## SHORT PROBLEM:
In the listing below, find every line with the string "扩音设备" and pull it out.

## GIVEN RECORDS:
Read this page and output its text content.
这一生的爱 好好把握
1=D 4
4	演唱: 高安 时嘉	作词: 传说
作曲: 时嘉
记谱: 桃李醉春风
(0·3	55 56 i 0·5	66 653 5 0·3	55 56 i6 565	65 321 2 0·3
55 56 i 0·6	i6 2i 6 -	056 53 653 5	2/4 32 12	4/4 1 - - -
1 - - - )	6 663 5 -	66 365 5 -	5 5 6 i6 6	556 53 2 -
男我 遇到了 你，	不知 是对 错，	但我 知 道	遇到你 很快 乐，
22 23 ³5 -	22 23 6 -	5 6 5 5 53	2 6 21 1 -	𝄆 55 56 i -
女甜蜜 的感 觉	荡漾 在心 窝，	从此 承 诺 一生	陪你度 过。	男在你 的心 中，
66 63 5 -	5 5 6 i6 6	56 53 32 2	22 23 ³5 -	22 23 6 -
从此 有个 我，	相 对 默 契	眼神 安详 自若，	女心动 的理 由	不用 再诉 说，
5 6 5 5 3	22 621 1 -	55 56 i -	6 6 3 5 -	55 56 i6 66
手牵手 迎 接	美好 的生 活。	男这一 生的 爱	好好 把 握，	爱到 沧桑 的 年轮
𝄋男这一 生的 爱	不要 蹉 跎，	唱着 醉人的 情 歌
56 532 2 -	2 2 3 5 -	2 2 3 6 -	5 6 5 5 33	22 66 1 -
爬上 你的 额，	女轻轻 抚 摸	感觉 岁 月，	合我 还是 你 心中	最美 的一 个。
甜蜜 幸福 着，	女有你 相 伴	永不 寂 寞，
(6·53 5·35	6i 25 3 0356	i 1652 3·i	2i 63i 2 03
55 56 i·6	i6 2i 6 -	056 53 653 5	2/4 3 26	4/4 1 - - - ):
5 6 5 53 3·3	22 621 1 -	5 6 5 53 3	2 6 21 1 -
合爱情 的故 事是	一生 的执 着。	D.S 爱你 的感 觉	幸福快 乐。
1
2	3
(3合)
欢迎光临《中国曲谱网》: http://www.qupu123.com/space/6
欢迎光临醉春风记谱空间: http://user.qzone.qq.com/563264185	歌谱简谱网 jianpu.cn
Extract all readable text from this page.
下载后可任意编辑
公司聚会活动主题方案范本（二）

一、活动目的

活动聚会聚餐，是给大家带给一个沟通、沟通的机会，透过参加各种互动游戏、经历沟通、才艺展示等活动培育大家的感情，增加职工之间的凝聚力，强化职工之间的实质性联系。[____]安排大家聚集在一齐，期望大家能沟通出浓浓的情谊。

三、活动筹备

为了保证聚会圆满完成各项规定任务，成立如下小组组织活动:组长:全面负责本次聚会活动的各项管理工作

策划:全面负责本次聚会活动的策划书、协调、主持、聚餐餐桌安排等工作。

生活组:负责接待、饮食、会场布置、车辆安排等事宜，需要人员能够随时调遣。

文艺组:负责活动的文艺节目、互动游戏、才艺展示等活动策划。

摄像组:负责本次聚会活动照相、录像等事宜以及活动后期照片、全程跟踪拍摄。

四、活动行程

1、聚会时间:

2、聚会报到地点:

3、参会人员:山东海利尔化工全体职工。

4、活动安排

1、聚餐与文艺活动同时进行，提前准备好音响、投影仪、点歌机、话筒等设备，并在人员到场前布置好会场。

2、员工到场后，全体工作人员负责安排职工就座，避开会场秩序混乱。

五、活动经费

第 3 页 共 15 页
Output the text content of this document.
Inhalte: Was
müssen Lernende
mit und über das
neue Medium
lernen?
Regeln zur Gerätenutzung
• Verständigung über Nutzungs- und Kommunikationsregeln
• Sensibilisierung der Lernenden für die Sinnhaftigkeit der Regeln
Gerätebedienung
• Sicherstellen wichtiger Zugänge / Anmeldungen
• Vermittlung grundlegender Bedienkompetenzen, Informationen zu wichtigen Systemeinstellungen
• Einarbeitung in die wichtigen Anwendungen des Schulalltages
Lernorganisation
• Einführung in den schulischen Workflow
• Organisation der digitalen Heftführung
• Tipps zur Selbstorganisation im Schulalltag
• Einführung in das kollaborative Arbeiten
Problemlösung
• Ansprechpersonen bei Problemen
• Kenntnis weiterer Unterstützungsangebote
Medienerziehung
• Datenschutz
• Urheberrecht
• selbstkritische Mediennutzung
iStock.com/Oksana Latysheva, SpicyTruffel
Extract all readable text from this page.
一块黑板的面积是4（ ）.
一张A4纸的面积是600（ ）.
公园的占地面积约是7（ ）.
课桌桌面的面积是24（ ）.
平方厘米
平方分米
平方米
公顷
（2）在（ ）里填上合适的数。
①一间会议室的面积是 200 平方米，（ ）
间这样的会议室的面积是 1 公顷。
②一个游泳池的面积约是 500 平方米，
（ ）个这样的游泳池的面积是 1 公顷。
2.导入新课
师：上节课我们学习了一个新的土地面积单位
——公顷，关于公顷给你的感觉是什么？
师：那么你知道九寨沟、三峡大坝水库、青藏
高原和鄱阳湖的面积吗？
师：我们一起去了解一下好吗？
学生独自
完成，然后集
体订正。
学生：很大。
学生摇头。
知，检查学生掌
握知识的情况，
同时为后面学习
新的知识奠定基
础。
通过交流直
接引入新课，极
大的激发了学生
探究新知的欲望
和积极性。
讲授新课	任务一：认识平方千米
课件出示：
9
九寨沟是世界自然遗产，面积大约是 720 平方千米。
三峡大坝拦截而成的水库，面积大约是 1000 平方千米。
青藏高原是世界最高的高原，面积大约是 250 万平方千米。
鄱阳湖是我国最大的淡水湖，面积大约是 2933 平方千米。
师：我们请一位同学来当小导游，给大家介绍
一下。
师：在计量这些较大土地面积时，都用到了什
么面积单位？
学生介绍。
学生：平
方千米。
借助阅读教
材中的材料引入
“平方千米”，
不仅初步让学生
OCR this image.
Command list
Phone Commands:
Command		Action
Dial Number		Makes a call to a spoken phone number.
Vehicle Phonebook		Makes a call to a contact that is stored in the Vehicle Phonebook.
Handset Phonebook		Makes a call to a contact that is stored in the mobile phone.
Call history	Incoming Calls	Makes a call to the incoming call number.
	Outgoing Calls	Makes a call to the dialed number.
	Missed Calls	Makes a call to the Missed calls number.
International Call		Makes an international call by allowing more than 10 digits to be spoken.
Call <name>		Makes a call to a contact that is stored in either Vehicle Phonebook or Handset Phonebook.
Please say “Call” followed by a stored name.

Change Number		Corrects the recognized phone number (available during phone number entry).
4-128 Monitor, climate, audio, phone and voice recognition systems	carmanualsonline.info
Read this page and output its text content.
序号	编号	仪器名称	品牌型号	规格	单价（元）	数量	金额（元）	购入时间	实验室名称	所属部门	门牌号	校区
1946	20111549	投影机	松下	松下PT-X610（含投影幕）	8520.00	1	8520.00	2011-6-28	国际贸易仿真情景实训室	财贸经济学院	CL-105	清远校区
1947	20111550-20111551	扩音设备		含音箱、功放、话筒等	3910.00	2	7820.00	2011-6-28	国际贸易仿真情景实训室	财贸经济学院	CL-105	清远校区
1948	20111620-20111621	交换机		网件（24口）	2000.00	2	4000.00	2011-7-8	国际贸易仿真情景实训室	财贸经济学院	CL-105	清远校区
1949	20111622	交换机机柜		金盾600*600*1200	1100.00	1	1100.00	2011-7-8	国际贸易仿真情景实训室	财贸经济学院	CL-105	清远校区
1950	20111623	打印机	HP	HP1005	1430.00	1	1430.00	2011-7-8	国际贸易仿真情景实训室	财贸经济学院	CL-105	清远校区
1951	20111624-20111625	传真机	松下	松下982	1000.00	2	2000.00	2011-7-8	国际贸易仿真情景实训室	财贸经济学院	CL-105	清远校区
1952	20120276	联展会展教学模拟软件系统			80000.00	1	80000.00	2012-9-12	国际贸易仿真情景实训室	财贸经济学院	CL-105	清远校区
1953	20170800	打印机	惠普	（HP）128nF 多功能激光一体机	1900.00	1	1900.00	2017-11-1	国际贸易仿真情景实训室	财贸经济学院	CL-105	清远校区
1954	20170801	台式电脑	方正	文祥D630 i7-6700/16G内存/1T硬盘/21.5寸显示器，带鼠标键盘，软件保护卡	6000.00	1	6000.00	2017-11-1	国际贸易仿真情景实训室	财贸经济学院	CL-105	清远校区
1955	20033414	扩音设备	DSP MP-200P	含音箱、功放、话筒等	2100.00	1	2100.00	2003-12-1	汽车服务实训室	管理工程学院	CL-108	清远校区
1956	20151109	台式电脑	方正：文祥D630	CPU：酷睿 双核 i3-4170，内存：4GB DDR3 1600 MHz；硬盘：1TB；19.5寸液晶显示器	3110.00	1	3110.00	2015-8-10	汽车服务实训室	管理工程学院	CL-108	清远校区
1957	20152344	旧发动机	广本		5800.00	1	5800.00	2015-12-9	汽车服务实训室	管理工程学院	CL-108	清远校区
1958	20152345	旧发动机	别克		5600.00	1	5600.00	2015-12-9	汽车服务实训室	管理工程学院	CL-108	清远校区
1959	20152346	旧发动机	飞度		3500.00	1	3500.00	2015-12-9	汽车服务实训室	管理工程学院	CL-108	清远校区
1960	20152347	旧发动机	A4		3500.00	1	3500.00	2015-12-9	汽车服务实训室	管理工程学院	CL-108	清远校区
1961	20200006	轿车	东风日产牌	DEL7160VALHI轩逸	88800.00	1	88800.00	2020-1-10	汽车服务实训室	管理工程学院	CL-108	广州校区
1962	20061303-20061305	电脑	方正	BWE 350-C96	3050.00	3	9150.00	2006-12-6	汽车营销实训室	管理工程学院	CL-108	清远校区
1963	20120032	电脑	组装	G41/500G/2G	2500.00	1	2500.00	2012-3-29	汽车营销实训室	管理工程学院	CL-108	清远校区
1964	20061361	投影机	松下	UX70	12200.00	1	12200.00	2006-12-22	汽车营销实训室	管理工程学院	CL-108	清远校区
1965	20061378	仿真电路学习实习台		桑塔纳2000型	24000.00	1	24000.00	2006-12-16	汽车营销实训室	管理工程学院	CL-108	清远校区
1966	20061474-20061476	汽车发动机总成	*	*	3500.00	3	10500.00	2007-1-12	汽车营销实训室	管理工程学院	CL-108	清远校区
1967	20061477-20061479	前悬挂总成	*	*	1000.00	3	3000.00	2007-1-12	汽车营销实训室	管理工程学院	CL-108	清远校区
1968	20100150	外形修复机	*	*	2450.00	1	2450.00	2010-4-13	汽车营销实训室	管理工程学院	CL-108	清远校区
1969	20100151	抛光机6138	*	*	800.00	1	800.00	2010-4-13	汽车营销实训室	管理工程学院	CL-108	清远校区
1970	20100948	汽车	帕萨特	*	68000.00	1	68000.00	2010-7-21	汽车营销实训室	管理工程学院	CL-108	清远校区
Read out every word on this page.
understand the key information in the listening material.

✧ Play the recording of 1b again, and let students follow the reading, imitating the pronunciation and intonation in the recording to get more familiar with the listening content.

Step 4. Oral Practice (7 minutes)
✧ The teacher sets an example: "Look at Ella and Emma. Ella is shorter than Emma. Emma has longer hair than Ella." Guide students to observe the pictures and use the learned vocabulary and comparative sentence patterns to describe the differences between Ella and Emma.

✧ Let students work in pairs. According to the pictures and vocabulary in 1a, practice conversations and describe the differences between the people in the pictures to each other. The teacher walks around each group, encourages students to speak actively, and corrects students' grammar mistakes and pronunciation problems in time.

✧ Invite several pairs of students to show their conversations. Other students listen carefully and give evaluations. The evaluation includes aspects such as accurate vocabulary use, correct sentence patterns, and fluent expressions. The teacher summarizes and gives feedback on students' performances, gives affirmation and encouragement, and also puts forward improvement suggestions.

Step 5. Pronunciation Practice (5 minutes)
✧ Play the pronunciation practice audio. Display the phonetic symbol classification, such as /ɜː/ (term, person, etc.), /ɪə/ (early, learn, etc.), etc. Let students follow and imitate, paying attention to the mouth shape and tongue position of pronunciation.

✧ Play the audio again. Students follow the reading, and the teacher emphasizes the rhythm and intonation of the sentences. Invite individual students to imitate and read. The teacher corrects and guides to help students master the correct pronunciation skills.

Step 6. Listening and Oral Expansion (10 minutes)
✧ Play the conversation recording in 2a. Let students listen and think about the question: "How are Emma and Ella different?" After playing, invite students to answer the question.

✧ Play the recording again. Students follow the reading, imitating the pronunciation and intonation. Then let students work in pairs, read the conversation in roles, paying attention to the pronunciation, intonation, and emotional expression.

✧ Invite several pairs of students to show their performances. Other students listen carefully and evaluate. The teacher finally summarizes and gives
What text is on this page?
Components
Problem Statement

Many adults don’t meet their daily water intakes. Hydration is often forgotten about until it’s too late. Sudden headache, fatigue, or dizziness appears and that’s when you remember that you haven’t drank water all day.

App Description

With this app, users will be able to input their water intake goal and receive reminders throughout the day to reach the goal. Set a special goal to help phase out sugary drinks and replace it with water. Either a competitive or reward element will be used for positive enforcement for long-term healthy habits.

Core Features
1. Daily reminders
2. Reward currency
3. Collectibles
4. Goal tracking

## THE COMPLETED TASK:
1947	20111550-20111551	扩音设备		含音箱、功放、话筒等	3910.00	2	7820.00	2011-6-28	国际贸易仿真情景实训室	财贸经济学院	CL-105	清远校区
1955	20033414	扩音设备	DSP MP-200P	含音箱、功放、话筒等	2100.00	1	2100.00	2003-12-1	汽车服务实训室	管理工程学院	CL-108	清远校区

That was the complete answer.